#### Stored records:
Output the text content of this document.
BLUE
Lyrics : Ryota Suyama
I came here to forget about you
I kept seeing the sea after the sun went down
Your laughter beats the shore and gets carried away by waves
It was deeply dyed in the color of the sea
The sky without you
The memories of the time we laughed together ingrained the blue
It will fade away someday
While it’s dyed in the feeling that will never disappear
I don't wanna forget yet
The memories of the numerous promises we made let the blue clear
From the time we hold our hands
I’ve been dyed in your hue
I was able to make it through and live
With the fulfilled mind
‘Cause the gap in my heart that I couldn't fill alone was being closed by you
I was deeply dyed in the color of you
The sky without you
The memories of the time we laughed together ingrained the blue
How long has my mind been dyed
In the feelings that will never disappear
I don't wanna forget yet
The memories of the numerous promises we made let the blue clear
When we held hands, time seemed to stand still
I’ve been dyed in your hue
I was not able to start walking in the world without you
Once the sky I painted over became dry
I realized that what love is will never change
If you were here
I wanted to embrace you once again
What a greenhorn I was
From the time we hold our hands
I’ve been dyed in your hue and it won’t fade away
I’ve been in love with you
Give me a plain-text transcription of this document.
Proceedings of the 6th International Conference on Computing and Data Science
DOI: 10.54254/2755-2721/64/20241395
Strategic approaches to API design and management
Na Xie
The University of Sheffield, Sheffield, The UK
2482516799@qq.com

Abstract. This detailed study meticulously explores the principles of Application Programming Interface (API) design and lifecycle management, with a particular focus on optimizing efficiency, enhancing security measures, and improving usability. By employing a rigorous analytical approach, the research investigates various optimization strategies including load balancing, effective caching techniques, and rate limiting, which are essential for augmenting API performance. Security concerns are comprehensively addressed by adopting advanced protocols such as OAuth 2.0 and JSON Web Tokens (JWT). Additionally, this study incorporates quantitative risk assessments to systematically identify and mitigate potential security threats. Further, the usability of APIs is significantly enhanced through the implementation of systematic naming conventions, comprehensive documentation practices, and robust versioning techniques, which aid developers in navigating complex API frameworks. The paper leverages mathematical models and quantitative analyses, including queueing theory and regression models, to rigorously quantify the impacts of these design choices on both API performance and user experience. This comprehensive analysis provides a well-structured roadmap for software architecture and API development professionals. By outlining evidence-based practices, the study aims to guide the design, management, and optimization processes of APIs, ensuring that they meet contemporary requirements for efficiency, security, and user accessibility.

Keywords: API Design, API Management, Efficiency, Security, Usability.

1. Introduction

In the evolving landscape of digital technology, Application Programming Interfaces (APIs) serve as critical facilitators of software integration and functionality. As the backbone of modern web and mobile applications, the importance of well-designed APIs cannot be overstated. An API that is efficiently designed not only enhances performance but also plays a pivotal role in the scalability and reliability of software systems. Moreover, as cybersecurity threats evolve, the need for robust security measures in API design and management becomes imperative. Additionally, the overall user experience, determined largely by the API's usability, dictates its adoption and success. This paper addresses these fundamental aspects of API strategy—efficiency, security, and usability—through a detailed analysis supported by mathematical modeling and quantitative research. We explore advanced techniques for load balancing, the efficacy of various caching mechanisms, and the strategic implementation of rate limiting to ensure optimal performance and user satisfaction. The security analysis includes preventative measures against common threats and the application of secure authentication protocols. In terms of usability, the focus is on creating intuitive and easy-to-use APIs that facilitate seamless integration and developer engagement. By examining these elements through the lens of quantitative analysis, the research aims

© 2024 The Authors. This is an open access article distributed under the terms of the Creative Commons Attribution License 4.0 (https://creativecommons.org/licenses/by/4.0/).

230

#### Written request:
Reproduce every line from the entries that holds the word "been".

#### Solution for this task:
I’ve been dyed in your hue
How long has my mind been dyed
I’ve been dyed in your hue
I’ve been dyed in your hue and it won’t fade away
I’ve been in love with you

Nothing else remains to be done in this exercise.